Work to be completed: The exercise asks for every line of the data to be reproduced exactly.

The data:
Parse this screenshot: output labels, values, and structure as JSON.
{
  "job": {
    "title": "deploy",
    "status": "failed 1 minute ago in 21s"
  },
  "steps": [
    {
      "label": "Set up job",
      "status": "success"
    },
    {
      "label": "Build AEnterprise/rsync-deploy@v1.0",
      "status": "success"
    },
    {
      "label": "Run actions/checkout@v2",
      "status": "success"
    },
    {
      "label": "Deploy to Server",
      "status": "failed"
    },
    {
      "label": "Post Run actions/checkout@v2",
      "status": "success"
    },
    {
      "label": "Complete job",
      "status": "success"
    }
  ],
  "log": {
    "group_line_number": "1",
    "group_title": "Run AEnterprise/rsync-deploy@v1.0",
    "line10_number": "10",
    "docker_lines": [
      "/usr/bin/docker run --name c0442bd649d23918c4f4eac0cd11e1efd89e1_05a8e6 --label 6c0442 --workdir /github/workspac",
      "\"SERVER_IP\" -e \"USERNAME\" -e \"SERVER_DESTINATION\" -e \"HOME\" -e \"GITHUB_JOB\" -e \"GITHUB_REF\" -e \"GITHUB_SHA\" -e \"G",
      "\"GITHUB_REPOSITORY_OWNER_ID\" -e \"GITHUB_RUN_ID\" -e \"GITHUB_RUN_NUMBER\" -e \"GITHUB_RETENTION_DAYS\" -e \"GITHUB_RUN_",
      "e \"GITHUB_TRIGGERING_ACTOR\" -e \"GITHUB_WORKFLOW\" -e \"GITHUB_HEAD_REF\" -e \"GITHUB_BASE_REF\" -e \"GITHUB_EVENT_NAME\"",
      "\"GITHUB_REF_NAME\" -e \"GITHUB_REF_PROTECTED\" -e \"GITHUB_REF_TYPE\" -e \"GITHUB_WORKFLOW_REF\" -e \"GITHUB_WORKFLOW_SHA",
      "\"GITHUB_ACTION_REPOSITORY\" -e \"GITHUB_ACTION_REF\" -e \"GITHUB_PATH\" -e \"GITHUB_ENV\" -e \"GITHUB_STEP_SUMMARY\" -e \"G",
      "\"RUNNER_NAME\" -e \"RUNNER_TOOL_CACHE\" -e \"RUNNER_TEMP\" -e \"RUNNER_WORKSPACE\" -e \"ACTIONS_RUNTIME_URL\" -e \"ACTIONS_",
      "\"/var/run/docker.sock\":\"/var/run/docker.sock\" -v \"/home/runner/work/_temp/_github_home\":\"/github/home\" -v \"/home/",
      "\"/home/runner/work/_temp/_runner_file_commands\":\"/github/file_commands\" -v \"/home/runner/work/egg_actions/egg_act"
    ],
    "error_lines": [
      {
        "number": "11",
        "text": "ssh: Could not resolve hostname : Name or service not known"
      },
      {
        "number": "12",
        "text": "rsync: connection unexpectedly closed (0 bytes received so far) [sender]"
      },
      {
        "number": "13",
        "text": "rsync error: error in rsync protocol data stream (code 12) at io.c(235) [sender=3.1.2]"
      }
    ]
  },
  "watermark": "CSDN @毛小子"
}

Worked solution:
Parse this screenshot: output labels, values, and structure as JSON.
{
  "job": {
    "title": "deploy",
    "status": "failed 1 minute ago in 21s"
  },
  "steps": [
    {
      "label": "Set up job",
      "status": "success"
    },
    {
      "label": "Build AEnterprise/rsync-deploy@v1.0",
      "status": "success"
    },
    {
      "label": "Run actions/checkout@v2",
      "status": "success"
    },
    {
      "label": "Deploy to Server",
      "status": "failed"
    },
    {
      "label": "Post Run actions/checkout@v2",
      "status": "success"
    },
    {
      "label": "Complete job",
      "status": "success"
    }
  ],
  "log": {
    "group_line_number": "1",
    "group_title": "Run AEnterprise/rsync-deploy@v1.0",
    "line10_number": "10",
    "docker_lines": [
      "/usr/bin/docker run --name c0442bd649d23918c4f4eac0cd11e1efd89e1_05a8e6 --label 6c0442 --workdir /github/workspac",
      "\"SERVER_IP\" -e \"USERNAME\" -e \"SERVER_DESTINATION\" -e \"HOME\" -e \"GITHUB_JOB\" -e \"GITHUB_REF\" -e \"GITHUB_SHA\" -e \"G",
      "\"GITHUB_REPOSITORY_OWNER_ID\" -e \"GITHUB_RUN_ID\" -e \"GITHUB_RUN_NUMBER\" -e \"GITHUB_RETENTION_DAYS\" -e \"GITHUB_RUN_",
      "e \"GITHUB_TRIGGERING_ACTOR\" -e \"GITHUB_WORKFLOW\" -e \"GITHUB_HEAD_REF\" -e \"GITHUB_BASE_REF\" -e \"GITHUB_EVENT_NAME\"",
      "\"GITHUB_REF_NAME\" -e \"GITHUB_REF_PROTECTED\" -e \"GITHUB_REF_TYPE\" -e \"GITHUB_WORKFLOW_REF\" -e \"GITHUB_WORKFLOW_SHA",
      "\"GITHUB_ACTION_REPOSITORY\" -e \"GITHUB_ACTION_REF\" -e \"GITHUB_PATH\" -e \"GITHUB_ENV\" -e \"GITHUB_STEP_SUMMARY\" -e \"G",
      "\"RUNNER_NAME\" -e \"RUNNER_TOOL_CACHE\" -e \"RUNNER_TEMP\" -e \"RUNNER_WORKSPACE\" -e \"ACTIONS_RUNTIME_URL\" -e \"ACTIONS_",
      "\"/var/run/docker.sock\":\"/var/run/docker.sock\" -v \"/home/runner/work/_temp/_github_home\":\"/github/home\" -v \"/home/",
      "\"/home/runner/work/_temp/_runner_file_commands\":\"/github/file_commands\" -v \"/home/runner/work/egg_actions/egg_act"
    ],
    "error_lines": [
      {
        "number": "11",
        "text": "ssh: Could not resolve hostname : Name or service not known"
      },
      {
        "number": "12",
        "text": "rsync: connection unexpectedly closed (0 bytes received so far) [sender]"
      },
      {
        "number": "13",
        "text": "rsync error: error in rsync protocol data stream (code 12) at io.c(235) [sender=3.1.2]"
      }
    ]
  },
  "watermark": "CSDN @毛小子"
}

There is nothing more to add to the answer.